What you are asked to do: In the listing below, find every line containing "that" and copy it out.

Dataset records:
%%

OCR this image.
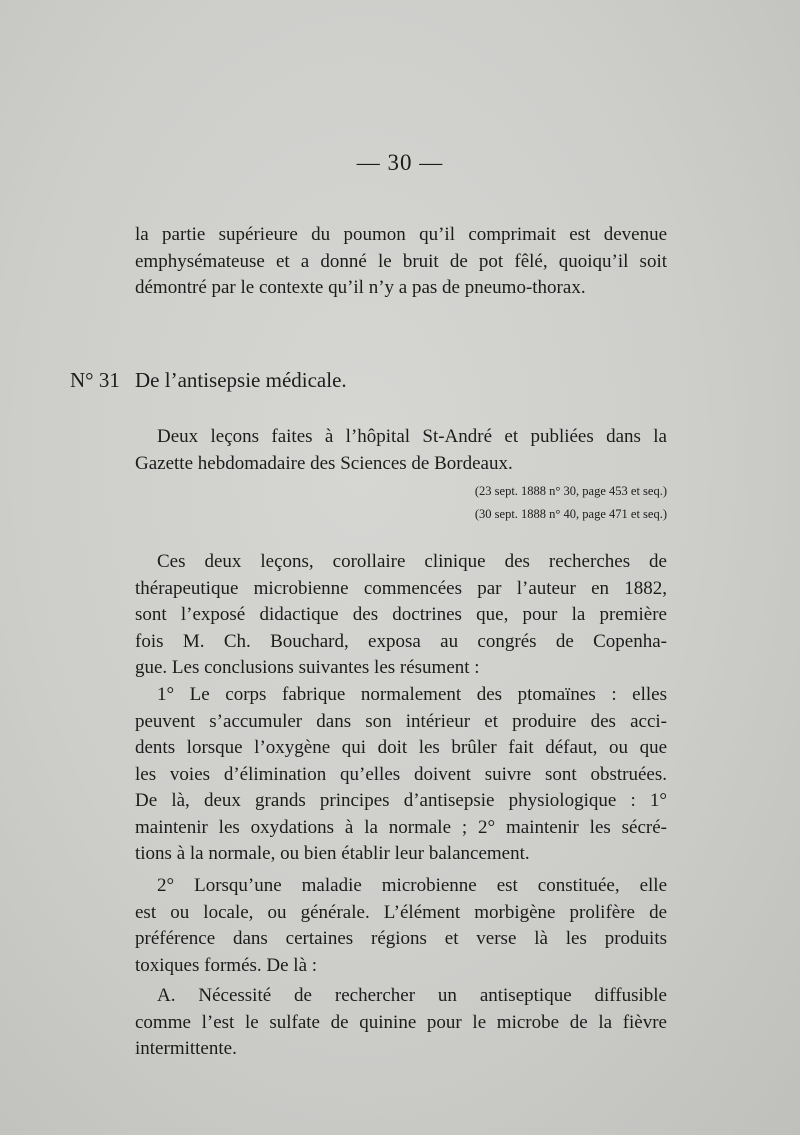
— 30 —

la partie supérieure du poumon qu’il comprimait est devenue
emphysémateuse et a donné le bruit de pot fêlé, quoiqu’il soit
démontré par le contexte qu’il n’y a pas de pneumo-thorax.

N° 31 De l’antisepsie médicale.

Deux leçons faites à l’hôpital St-André et publiées dans la
Gazette hebdomadaire des Sciences de Bordeaux.

(23 sept. 1888 n° 30, page 453 et seq.)
(30 sept. 1888 n° 40, page 471 et seq.)

Ces deux leçons, corollaire clinique des recherches de
thérapeutique microbienne commencées par l’auteur en 1882,
sont l’exposé didactique des doctrines que, pour la première
fois M. Ch. Bouchard, exposa au congrés de Copenha-
gue. Les conclusions suivantes les résument :

1° Le corps fabrique normalement des ptomaïnes : elles
peuvent s’accumuler dans son intérieur et produire des acci-
dents lorsque l’oxygène qui doit les brûler fait défaut, ou que
les voies d’élimination qu’elles doivent suivre sont obstruées.
De là, deux grands principes d’antisepsie physiologique : 1°
maintenir les oxydations à la normale ; 2° maintenir les sécré-
tions à la normale, ou bien établir leur balancement.

2° Lorsqu’une maladie microbienne est constituée, elle
est ou locale, ou générale. L’élément morbigène prolifère de
préférence dans certaines régions et verse là les produits
toxiques formés. De là :

A. Nécessité de rechercher un antiseptique diffusible
comme l’est le sulfate de quinine pour le microbe de la fièvre
intermittente.
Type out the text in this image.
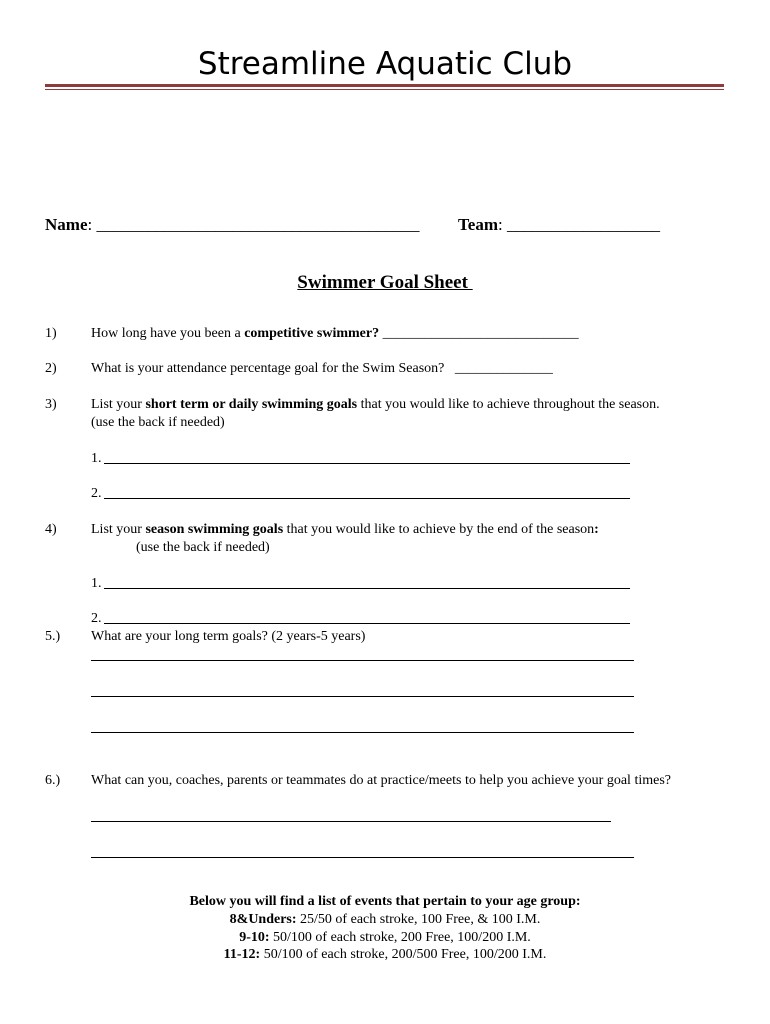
Streamline Aquatic Club
Name: ______________________________________ Team: __________________
Swimmer Goal Sheet
1) How long have you been a competitive swimmer? ____________________________
2) What is your attendance percentage goal for the Swim Season?   ______________
3) List your short term or daily swimming goals that you would like to achieve throughout the season.
(use the back if needed)
1.
2.
4) List your season swimming goals that you would like to achieve by the end of the season:
(use the back if needed)
1.
2.
5.) What are your long term goals? (2 years-5 years)
6.) What can you, coaches, parents or teammates do at practice/meets to help you achieve your goal times?
Below you will find a list of events that pertain to your age group:
8&Unders: 25/50 of each stroke, 100 Free, & 100 I.M.
9-10: 50/100 of each stroke, 200 Free, 100/200 I.M.
11-12: 50/100 of each stroke, 200/500 Free, 100/200 I.M.
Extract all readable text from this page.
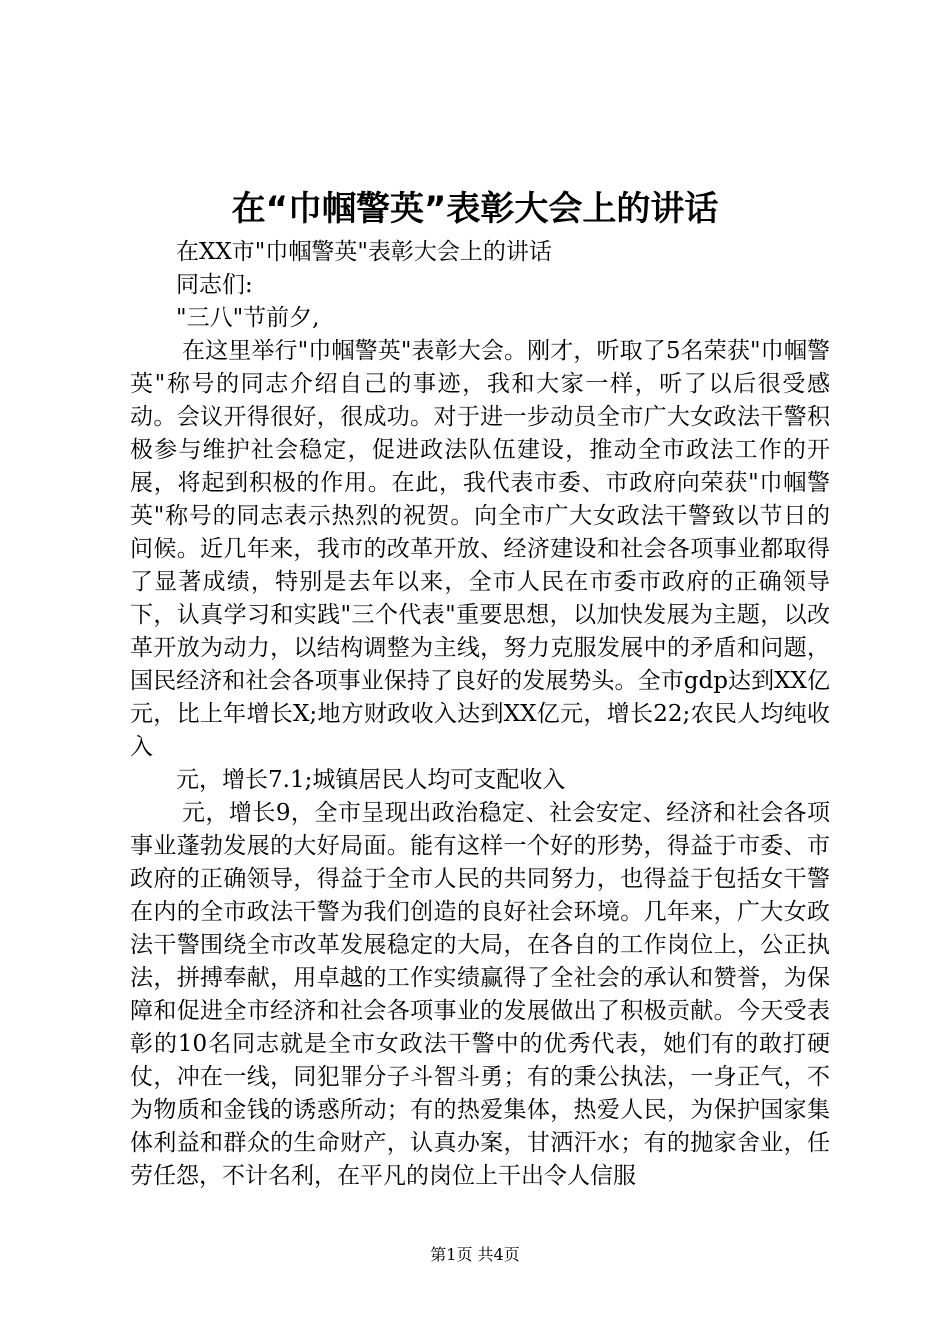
在“巾帼警英”表彰大会上的讲话

在XX市"巾帼警英"表彰大会上的讲话

同志们:

"三八"节前夕,

在这里举行"巾帼警英"表彰大会。刚才，听取了5名荣获"巾帼警英"称号的同志介绍自己的事迹，我和大家一样，听了以后很受感动。会议开得很好，很成功。对于进一步动员全市广大女政法干警积极参与维护社会稳定，促进政法队伍建设，推动全市政法工作的开展，将起到积极的作用。在此，我代表市委、市政府向荣获"巾帼警英"称号的同志表示热烈的祝贺。向全市广大女政法干警致以节日的问候。近几年来，我市的改革开放、经济建设和社会各项事业都取得了显著成绩，特别是去年以来，全市人民在市委市政府的正确领导下，认真学习和实践"三个代表"重要思想，以加快发展为主题，以改革开放为动力，以结构调整为主线，努力克服发展中的矛盾和问题，国民经济和社会各项事业保持了良好的发展势头。全市gdp达到XX亿元，比上年增长X;地方财政收入达到XX亿元，增长22;农民人均纯收入

元，增长7.1;城镇居民人均可支配收入

元，增长9，全市呈现出政治稳定、社会安定、经济和社会各项事业蓬勃发展的大好局面。能有这样一个好的形势，得益于市委、市政府的正确领导，得益于全市人民的共同努力，也得益于包括女干警在内的全市政法干警为我们创造的良好社会环境。几年来，广大女政法干警围绕全市改革发展稳定的大局，在各自的工作岗位上，公正执法，拼搏奉献，用卓越的工作实绩赢得了全社会的承认和赞誉，为保障和促进全市经济和社会各项事业的发展做出了积极贡献。今天受表彰的10名同志就是全市女政法干警中的优秀代表，她们有的敢打硬仗，冲在一线，同犯罪分子斗智斗勇；有的秉公执法，一身正气，不为物质和金钱的诱惑所动；有的热爱集体，热爱人民，为保护国家集体利益和群众的生命财产，认真办案，甘洒汗水；有的抛家舍业，任劳任怨，不计名利，在平凡的岗位上干出令人信服

第1页 共4页
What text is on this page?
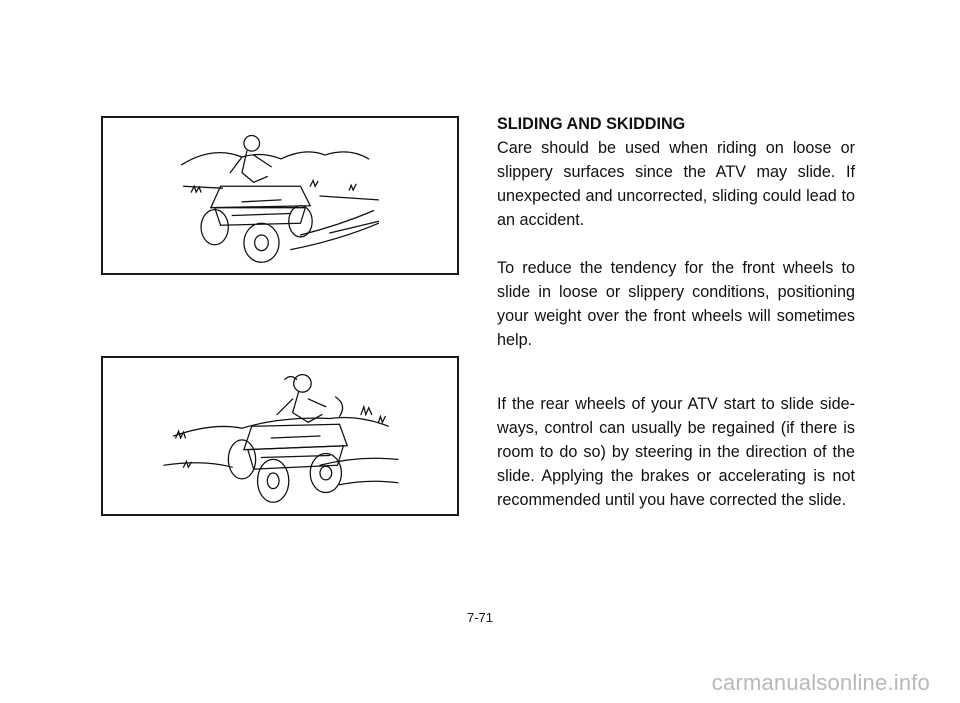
SLIDING AND SKIDDING

Care should be used when riding on loose or slippery surfaces since the ATV may slide. If unexpected and uncorrected, sliding could lead to an accident.

To reduce the tendency for the front wheels to slide in loose or slippery conditions, positioning your weight over the front wheels will sometimes help.

If the rear wheels of your ATV start to slide side-ways, control can usually be regained (if there is room to do so) by steering in the direction of the slide. Applying the brakes or accelerating is not recommended until you have corrected the slide.

7-71
carmanualsonline.info
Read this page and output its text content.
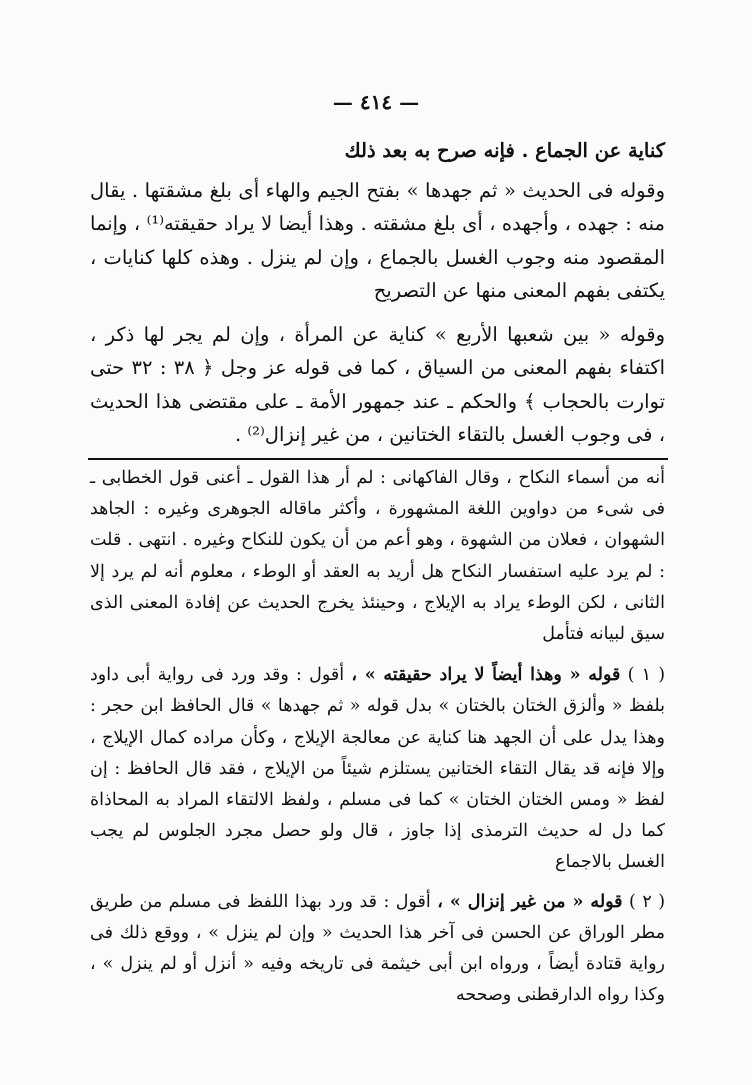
— ٤١٤ —

كناية عن الجماع . فإنه صرح به بعد ذلك

وقوله فى الحديث « ثم جهدها » بفتح الجيم والهاء أى بلغ مشقتها . يقال منه : جهده ، وأجهده ، أى بلغ مشقته . وهذا أيضا لا يراد حقيقته⁽¹⁾ ، وإنما المقصود منه وجوب الغسل بالجماع ، وإن لم ينزل . وهذه كلها كنايات ، يكتفى بفهم المعنى منها عن التصريح

وقوله « بين شعبها الأربع » كناية عن المرأة ، وإن لم يجر لها ذكر ، اكتفاء بفهم المعنى من السياق ، كما فى قوله عز وجل ﴿ ٣٨ : ٣٢ حتى توارت بالحجاب ﴾ والحكم ـ عند جمهور الأمة ـ على مقتضى هذا الحديث ، فى وجوب الغسل بالتقاء الختانين ، من غير إنزال⁽²⁾ .

أنه من أسماء النكاح ، وقال الفاكهانى : لم أر هذا القول ـ أعنى قول الخطابى ـ فى شىء من دواوين اللغة المشهورة ، وأكثر ماقاله الجوهرى وغيره : الجاهد الشهوان ، فعلان من الشهوة ، وهو أعم من أن يكون للنكاح وغيره . انتهى . قلت : لم يرد عليه استفسار النكاح هل أريد به العقد أو الوطء ، معلوم أنه لم يرد إلا الثانى ، لكن الوطء يراد به الإيلاج ، وحينئذ يخرج الحديث عن إفادة المعنى الذى سيق لبيانه فتأمل

( ١ ) قوله « وهذا أيضاً لا يراد حقيقته » ، أقول : وقد ورد فى رواية أبى داود بلفظ « وألزق الختان بالختان » بدل قوله « ثم جهدها » قال الحافظ ابن حجر : وهذا يدل على أن الجهد هنا كناية عن معالجة الإيلاج ، وكأن مراده كمال الإيلاج ، وإلا فإنه قد يقال التقاء الختانين يستلزم شيئاً من الإيلاج ، فقد قال الحافظ : إن لفظ « ومس الختان الختان » كما فى مسلم ، ولفظ الالتقاء المراد به المحاذاة كما دل له حديث الترمذى إذا جاوز ، قال ولو حصل مجرد الجلوس لم يجب الغسل بالاجماع

( ٢ ) قوله « من غير إنزال » ، أقول : قد ورد بهذا اللفظ فى مسلم من طريق مطر الوراق عن الحسن فى آخر هذا الحديث « وإن لم ينزل » ، ووقع ذلك فى رواية قتادة أيضاً ، ورواه ابن أبى خيثمة فى تاريخه وفيه « أنزل أو لم ينزل » ، وكذا رواه الدارقطنى وصححه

%%

Complete answer:
3) List your short term or daily swimming goals that you would like to achieve throughout the season.
4) List your season swimming goals that you would like to achieve by the end of the season:
Below you will find a list of events that pertain to your age group:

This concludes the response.